Exercise aim =
Give the listing below again in full, exactly as written.

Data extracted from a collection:
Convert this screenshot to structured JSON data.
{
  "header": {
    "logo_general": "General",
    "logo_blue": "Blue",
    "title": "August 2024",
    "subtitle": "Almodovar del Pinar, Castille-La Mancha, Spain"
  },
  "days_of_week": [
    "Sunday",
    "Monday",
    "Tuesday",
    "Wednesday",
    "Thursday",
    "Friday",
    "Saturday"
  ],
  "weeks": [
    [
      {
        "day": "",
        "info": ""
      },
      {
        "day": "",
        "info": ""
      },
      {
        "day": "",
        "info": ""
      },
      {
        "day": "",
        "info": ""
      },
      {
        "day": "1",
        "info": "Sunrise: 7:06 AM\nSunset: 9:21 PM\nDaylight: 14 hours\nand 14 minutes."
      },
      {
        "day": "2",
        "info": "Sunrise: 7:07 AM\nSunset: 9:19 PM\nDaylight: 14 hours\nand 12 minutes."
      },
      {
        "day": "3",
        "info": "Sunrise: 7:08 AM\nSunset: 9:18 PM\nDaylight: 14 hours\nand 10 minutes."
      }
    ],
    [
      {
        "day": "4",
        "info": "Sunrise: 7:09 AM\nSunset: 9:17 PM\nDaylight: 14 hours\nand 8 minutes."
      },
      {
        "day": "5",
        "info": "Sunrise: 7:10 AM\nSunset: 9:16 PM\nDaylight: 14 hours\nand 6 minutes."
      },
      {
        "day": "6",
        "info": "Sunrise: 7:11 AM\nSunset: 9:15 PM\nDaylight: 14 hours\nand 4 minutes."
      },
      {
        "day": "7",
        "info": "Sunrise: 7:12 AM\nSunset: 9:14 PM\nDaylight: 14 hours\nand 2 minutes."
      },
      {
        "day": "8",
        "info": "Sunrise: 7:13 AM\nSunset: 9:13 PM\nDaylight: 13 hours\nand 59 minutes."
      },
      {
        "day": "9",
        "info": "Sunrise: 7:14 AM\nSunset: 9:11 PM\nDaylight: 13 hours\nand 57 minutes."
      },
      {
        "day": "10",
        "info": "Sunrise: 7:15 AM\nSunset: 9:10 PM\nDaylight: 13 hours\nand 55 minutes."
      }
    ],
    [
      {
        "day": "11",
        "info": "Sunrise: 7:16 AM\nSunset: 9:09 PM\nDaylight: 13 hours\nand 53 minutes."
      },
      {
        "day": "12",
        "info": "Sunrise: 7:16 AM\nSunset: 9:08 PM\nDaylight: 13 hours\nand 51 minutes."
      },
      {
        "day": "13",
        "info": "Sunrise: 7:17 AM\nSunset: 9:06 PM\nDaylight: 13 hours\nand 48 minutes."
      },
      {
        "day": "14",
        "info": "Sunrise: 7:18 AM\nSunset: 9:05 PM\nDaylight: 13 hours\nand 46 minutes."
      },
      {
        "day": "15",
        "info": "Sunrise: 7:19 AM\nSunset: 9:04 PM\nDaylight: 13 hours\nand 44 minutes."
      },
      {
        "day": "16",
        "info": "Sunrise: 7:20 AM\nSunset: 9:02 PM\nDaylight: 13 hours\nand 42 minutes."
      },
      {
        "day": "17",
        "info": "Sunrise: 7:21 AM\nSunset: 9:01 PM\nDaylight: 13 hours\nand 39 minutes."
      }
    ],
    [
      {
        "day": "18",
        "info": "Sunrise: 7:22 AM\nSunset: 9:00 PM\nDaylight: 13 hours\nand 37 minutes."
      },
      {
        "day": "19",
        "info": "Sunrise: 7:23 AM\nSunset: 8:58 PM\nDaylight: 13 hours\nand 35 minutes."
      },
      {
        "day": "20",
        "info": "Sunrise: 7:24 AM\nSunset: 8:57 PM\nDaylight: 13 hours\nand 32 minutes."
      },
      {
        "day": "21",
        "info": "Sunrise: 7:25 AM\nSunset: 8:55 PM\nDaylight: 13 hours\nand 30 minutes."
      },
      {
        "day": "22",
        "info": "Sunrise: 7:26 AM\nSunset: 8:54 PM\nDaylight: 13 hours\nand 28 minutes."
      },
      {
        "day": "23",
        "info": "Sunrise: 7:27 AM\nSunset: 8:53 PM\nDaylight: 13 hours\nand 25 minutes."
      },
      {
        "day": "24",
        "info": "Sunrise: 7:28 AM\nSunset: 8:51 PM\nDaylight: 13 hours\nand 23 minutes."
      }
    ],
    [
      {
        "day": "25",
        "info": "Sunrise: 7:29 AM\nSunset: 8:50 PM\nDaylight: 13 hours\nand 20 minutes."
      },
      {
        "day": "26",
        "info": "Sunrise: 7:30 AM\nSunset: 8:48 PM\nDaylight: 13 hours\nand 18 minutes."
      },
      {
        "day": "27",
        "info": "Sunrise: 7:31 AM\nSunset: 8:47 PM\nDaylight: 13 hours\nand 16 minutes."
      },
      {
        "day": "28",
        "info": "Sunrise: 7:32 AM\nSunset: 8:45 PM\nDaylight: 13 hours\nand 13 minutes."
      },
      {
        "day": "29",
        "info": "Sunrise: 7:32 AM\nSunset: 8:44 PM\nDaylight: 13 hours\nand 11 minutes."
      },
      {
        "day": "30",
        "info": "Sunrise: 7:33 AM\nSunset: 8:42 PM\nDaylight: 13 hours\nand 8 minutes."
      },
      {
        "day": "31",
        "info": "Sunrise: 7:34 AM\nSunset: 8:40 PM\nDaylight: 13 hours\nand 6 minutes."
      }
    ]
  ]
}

Written response =
Convert this screenshot to structured JSON data.
{
  "header": {
    "logo_general": "General",
    "logo_blue": "Blue",
    "title": "August 2024",
    "subtitle": "Almodovar del Pinar, Castille-La Mancha, Spain"
  },
  "days_of_week": [
    "Sunday",
    "Monday",
    "Tuesday",
    "Wednesday",
    "Thursday",
    "Friday",
    "Saturday"
  ],
  "weeks": [
    [
      {
        "day": "",
        "info": ""
      },
      {
        "day": "",
        "info": ""
      },
      {
        "day": "",
        "info": ""
      },
      {
        "day": "",
        "info": ""
      },
      {
        "day": "1",
        "info": "Sunrise: 7:06 AM\nSunset: 9:21 PM\nDaylight: 14 hours\nand 14 minutes."
      },
      {
        "day": "2",
        "info": "Sunrise: 7:07 AM\nSunset: 9:19 PM\nDaylight: 14 hours\nand 12 minutes."
      },
      {
        "day": "3",
        "info": "Sunrise: 7:08 AM\nSunset: 9:18 PM\nDaylight: 14 hours\nand 10 minutes."
      }
    ],
    [
      {
        "day": "4",
        "info": "Sunrise: 7:09 AM\nSunset: 9:17 PM\nDaylight: 14 hours\nand 8 minutes."
      },
      {
        "day": "5",
        "info": "Sunrise: 7:10 AM\nSunset: 9:16 PM\nDaylight: 14 hours\nand 6 minutes."
      },
      {
        "day": "6",
        "info": "Sunrise: 7:11 AM\nSunset: 9:15 PM\nDaylight: 14 hours\nand 4 minutes."
      },
      {
        "day": "7",
        "info": "Sunrise: 7:12 AM\nSunset: 9:14 PM\nDaylight: 14 hours\nand 2 minutes."
      },
      {
        "day": "8",
        "info": "Sunrise: 7:13 AM\nSunset: 9:13 PM\nDaylight: 13 hours\nand 59 minutes."
      },
      {
        "day": "9",
        "info": "Sunrise: 7:14 AM\nSunset: 9:11 PM\nDaylight: 13 hours\nand 57 minutes."
      },
      {
        "day": "10",
        "info": "Sunrise: 7:15 AM\nSunset: 9:10 PM\nDaylight: 13 hours\nand 55 minutes."
      }
    ],
    [
      {
        "day": "11",
        "info": "Sunrise: 7:16 AM\nSunset: 9:09 PM\nDaylight: 13 hours\nand 53 minutes."
      },
      {
        "day": "12",
        "info": "Sunrise: 7:16 AM\nSunset: 9:08 PM\nDaylight: 13 hours\nand 51 minutes."
      },
      {
        "day": "13",
        "info": "Sunrise: 7:17 AM\nSunset: 9:06 PM\nDaylight: 13 hours\nand 48 minutes."
      },
      {
        "day": "14",
        "info": "Sunrise: 7:18 AM\nSunset: 9:05 PM\nDaylight: 13 hours\nand 46 minutes."
      },
      {
        "day": "15",
        "info": "Sunrise: 7:19 AM\nSunset: 9:04 PM\nDaylight: 13 hours\nand 44 minutes."
      },
      {
        "day": "16",
        "info": "Sunrise: 7:20 AM\nSunset: 9:02 PM\nDaylight: 13 hours\nand 42 minutes."
      },
      {
        "day": "17",
        "info": "Sunrise: 7:21 AM\nSunset: 9:01 PM\nDaylight: 13 hours\nand 39 minutes."
      }
    ],
    [
      {
        "day": "18",
        "info": "Sunrise: 7:22 AM\nSunset: 9:00 PM\nDaylight: 13 hours\nand 37 minutes."
      },
      {
        "day": "19",
        "info": "Sunrise: 7:23 AM\nSunset: 8:58 PM\nDaylight: 13 hours\nand 35 minutes."
      },
      {
        "day": "20",
        "info": "Sunrise: 7:24 AM\nSunset: 8:57 PM\nDaylight: 13 hours\nand 32 minutes."
      },
      {
        "day": "21",
        "info": "Sunrise: 7:25 AM\nSunset: 8:55 PM\nDaylight: 13 hours\nand 30 minutes."
      },
      {
        "day": "22",
        "info": "Sunrise: 7:26 AM\nSunset: 8:54 PM\nDaylight: 13 hours\nand 28 minutes."
      },
      {
        "day": "23",
        "info": "Sunrise: 7:27 AM\nSunset: 8:53 PM\nDaylight: 13 hours\nand 25 minutes."
      },
      {
        "day": "24",
        "info": "Sunrise: 7:28 AM\nSunset: 8:51 PM\nDaylight: 13 hours\nand 23 minutes."
      }
    ],
    [
      {
        "day": "25",
        "info": "Sunrise: 7:29 AM\nSunset: 8:50 PM\nDaylight: 13 hours\nand 20 minutes."
      },
      {
        "day": "26",
        "info": "Sunrise: 7:30 AM\nSunset: 8:48 PM\nDaylight: 13 hours\nand 18 minutes."
      },
      {
        "day": "27",
        "info": "Sunrise: 7:31 AM\nSunset: 8:47 PM\nDaylight: 13 hours\nand 16 minutes."
      },
      {
        "day": "28",
        "info": "Sunrise: 7:32 AM\nSunset: 8:45 PM\nDaylight: 13 hours\nand 13 minutes."
      },
      {
        "day": "29",
        "info": "Sunrise: 7:32 AM\nSunset: 8:44 PM\nDaylight: 13 hours\nand 11 minutes."
      },
      {
        "day": "30",
        "info": "Sunrise: 7:33 AM\nSunset: 8:42 PM\nDaylight: 13 hours\nand 8 minutes."
      },
      {
        "day": "31",
        "info": "Sunrise: 7:34 AM\nSunset: 8:40 PM\nDaylight: 13 hours\nand 6 minutes."
      }
    ]
  ]
}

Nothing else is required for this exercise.